## Dataset entries
* * *
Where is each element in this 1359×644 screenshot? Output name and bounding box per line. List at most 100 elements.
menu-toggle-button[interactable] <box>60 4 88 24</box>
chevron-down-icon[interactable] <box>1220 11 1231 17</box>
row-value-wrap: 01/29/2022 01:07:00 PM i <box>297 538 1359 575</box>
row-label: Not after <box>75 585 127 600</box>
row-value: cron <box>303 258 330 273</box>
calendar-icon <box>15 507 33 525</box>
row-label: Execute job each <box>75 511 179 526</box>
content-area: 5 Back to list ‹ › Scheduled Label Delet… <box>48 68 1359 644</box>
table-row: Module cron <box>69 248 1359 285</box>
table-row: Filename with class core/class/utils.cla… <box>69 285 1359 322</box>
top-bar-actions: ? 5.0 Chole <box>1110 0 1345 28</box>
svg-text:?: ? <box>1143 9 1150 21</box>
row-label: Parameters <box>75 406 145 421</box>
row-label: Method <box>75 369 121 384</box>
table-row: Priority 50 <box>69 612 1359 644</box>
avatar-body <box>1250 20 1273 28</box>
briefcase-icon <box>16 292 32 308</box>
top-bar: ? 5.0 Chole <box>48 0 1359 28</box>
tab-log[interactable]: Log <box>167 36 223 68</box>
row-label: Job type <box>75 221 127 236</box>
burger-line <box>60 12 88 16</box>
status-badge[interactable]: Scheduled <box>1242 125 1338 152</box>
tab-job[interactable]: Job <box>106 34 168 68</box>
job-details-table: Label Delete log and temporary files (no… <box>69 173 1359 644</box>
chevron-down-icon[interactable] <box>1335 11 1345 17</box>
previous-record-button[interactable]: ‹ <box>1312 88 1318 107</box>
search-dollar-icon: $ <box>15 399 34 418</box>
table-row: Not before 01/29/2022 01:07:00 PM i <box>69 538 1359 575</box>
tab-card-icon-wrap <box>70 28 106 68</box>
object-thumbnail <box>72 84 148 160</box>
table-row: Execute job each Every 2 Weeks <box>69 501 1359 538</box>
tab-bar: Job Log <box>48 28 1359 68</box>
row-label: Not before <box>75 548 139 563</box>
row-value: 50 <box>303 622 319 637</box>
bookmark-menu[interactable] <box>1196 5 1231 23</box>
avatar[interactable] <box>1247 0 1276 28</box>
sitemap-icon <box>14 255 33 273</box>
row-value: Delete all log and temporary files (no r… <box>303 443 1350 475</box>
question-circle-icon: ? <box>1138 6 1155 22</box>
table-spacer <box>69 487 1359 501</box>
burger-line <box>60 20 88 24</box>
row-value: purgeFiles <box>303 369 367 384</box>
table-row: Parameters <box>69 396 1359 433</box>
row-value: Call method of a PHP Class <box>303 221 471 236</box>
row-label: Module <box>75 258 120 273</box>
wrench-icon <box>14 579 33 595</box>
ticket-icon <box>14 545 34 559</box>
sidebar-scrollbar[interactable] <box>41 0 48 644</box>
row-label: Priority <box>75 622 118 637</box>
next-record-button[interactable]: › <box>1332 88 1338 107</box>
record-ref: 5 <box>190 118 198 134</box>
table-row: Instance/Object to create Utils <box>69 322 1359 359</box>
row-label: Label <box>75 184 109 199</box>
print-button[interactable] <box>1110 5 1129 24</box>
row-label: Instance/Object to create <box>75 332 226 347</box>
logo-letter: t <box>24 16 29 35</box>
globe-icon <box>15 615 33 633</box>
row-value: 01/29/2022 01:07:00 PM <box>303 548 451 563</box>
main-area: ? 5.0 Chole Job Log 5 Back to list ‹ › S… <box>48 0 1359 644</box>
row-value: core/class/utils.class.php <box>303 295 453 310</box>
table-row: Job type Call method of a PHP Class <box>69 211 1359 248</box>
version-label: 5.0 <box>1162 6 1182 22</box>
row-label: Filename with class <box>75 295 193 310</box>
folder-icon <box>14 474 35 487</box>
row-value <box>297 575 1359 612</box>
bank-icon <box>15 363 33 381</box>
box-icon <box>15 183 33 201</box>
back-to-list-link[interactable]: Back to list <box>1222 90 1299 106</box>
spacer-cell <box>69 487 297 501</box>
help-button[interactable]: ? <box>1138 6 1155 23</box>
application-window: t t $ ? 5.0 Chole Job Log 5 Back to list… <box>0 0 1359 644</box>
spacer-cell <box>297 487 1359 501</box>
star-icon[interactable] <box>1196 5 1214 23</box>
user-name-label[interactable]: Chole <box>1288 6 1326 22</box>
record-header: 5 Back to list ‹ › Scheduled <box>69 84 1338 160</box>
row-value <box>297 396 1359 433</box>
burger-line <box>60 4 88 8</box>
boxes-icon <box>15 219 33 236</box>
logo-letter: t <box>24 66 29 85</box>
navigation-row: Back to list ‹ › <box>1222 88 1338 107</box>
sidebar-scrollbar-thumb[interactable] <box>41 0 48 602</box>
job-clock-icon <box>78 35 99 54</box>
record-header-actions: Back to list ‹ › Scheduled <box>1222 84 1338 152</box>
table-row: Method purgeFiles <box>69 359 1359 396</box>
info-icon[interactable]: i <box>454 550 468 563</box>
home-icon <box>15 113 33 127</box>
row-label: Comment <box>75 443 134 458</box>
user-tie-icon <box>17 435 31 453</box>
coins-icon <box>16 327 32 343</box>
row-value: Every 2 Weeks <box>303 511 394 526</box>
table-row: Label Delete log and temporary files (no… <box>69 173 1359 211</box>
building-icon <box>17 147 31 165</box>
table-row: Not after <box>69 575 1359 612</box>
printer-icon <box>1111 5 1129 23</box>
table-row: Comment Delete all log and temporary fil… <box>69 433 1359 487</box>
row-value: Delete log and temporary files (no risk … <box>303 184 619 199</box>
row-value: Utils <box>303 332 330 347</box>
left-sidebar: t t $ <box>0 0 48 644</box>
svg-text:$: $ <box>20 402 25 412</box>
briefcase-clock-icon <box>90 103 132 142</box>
* * *
## What you should do
Copy out, verbatim, the lines above from the first one through the line containing "previous-record-button[interactable]: ‹ <box>1312", both ends included.

## Result
Where is each element in this 1359×644 screenshot? Output name and bounding box per line. List at most 100 elements.
menu-toggle-button[interactable] <box>60 4 88 24</box>
chevron-down-icon[interactable] <box>1220 11 1231 17</box>
row-value-wrap: 01/29/2022 01:07:00 PM i <box>297 538 1359 575</box>
row-label: Not after <box>75 585 127 600</box>
row-value: cron <box>303 258 330 273</box>
calendar-icon <box>15 507 33 525</box>
row-label: Execute job each <box>75 511 179 526</box>
content-area: 5 Back to list ‹ › Scheduled Label Delet… <box>48 68 1359 644</box>
table-row: Module cron <box>69 248 1359 285</box>
table-row: Filename with class core/class/utils.cla… <box>69 285 1359 322</box>
top-bar-actions: ? 5.0 Chole <box>1110 0 1345 28</box>
svg-text:?: ? <box>1143 9 1150 21</box>
row-label: Parameters <box>75 406 145 421</box>
row-label: Method <box>75 369 121 384</box>
table-row: Priority 50 <box>69 612 1359 644</box>
avatar-body <box>1250 20 1273 28</box>
briefcase-icon <box>16 292 32 308</box>
top-bar: ? 5.0 Chole <box>48 0 1359 28</box>
tab-log[interactable]: Log <box>167 36 223 68</box>
row-label: Job type <box>75 221 127 236</box>
burger-line <box>60 12 88 16</box>
status-badge[interactable]: Scheduled <box>1242 125 1338 152</box>
tab-job[interactable]: Job <box>106 34 168 68</box>
job-details-table: Label Delete log and temporary files (no… <box>69 173 1359 644</box>
chevron-down-icon[interactable] <box>1335 11 1345 17</box>
previous-record-button[interactable]: ‹ <box>1312 88 1318 107</box>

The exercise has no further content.